• _Goal_
Reproduce each of these items line for line, without changing anything.

[Layout element annotations]
+ + + + + + +

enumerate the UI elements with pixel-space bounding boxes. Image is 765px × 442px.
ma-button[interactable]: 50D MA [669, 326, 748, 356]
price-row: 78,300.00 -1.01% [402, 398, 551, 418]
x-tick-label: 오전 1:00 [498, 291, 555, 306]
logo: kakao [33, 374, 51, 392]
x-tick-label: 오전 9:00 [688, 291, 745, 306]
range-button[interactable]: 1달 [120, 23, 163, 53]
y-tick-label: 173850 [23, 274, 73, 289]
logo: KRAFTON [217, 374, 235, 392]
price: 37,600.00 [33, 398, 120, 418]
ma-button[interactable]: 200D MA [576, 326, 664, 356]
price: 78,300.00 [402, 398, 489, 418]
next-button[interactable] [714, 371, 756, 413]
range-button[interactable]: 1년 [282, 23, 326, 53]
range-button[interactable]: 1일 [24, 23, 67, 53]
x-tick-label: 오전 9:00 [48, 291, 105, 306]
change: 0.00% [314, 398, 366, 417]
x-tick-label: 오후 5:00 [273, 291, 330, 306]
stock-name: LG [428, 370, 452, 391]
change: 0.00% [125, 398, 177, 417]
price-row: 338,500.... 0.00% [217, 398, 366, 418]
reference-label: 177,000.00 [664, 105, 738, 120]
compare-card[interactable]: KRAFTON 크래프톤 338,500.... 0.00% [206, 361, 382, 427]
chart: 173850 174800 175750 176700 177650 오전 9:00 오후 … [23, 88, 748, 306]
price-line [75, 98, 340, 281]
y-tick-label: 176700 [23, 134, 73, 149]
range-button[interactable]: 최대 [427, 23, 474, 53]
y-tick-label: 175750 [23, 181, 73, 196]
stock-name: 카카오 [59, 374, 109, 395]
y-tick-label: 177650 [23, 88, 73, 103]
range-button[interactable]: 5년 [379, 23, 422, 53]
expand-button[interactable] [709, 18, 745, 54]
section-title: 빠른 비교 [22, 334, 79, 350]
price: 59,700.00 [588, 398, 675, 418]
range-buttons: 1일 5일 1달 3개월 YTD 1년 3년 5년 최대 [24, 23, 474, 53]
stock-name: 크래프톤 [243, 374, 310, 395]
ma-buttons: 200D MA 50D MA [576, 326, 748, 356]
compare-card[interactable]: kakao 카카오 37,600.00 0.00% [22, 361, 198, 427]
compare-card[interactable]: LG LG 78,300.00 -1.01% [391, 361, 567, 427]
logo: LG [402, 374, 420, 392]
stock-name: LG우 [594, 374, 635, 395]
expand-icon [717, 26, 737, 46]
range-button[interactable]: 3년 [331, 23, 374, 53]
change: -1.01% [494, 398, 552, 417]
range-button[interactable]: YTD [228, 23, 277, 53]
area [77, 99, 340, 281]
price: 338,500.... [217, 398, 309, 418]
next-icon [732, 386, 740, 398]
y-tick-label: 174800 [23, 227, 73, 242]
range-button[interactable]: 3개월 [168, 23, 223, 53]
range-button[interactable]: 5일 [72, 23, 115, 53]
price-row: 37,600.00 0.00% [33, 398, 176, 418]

+ + + + + + +

• _Complete response_
enumerate the UI elements with pixel-space bounding boxes. Image is 765px × 442px.
ma-button[interactable]: 50D MA [669, 326, 748, 356]
price-row: 78,300.00 -1.01% [402, 398, 551, 418]
x-tick-label: 오전 1:00 [498, 291, 555, 306]
logo: kakao [33, 374, 51, 392]
x-tick-label: 오전 9:00 [688, 291, 745, 306]
range-button[interactable]: 1달 [120, 23, 163, 53]
y-tick-label: 173850 [23, 274, 73, 289]
logo: KRAFTON [217, 374, 235, 392]
price: 37,600.00 [33, 398, 120, 418]
ma-button[interactable]: 200D MA [576, 326, 664, 356]
price: 78,300.00 [402, 398, 489, 418]
next-button[interactable] [714, 371, 756, 413]
range-button[interactable]: 1년 [282, 23, 326, 53]
range-button[interactable]: 1일 [24, 23, 67, 53]
x-tick-label: 오전 9:00 [48, 291, 105, 306]
change: 0.00% [314, 398, 366, 417]
x-tick-label: 오후 5:00 [273, 291, 330, 306]
stock-name: LG [428, 370, 452, 391]
change: 0.00% [125, 398, 177, 417]
price-row: 338,500.... 0.00% [217, 398, 366, 418]
reference-label: 177,000.00 [664, 105, 738, 120]
compare-card[interactable]: KRAFTON 크래프톤 338,500.... 0.00% [206, 361, 382, 427]
chart: 173850 174800 175750 176700 177650 오전 9:00 오후 … [23, 88, 748, 306]
price-line [75, 98, 340, 281]
y-tick-label: 176700 [23, 134, 73, 149]
range-button[interactable]: 최대 [427, 23, 474, 53]
y-tick-label: 175750 [23, 181, 73, 196]
stock-name: 카카오 [59, 374, 109, 395]
y-tick-label: 177650 [23, 88, 73, 103]
range-button[interactable]: 5년 [379, 23, 422, 53]
expand-button[interactable] [709, 18, 745, 54]
section-title: 빠른 비교 [22, 334, 79, 350]
price: 59,700.00 [588, 398, 675, 418]
range-buttons: 1일 5일 1달 3개월 YTD 1년 3년 5년 최대 [24, 23, 474, 53]
stock-name: 크래프톤 [243, 374, 310, 395]
ma-buttons: 200D MA 50D MA [576, 326, 748, 356]
compare-card[interactable]: kakao 카카오 37,600.00 0.00% [22, 361, 198, 427]
compare-card[interactable]: LG LG 78,300.00 -1.01% [391, 361, 567, 427]
logo: LG [402, 374, 420, 392]
stock-name: LG우 [594, 374, 635, 395]
expand-icon [717, 26, 737, 46]
range-button[interactable]: 3년 [331, 23, 374, 53]
change: -1.01% [494, 398, 552, 417]
range-button[interactable]: YTD [228, 23, 277, 53]
area [77, 99, 340, 281]
price: 338,500.... [217, 398, 309, 418]
next-icon [732, 386, 740, 398]
y-tick-label: 174800 [23, 227, 73, 242]
range-button[interactable]: 3개월 [168, 23, 223, 53]
range-button[interactable]: 5일 [72, 23, 115, 53]
price-row: 37,600.00 0.00% [33, 398, 176, 418]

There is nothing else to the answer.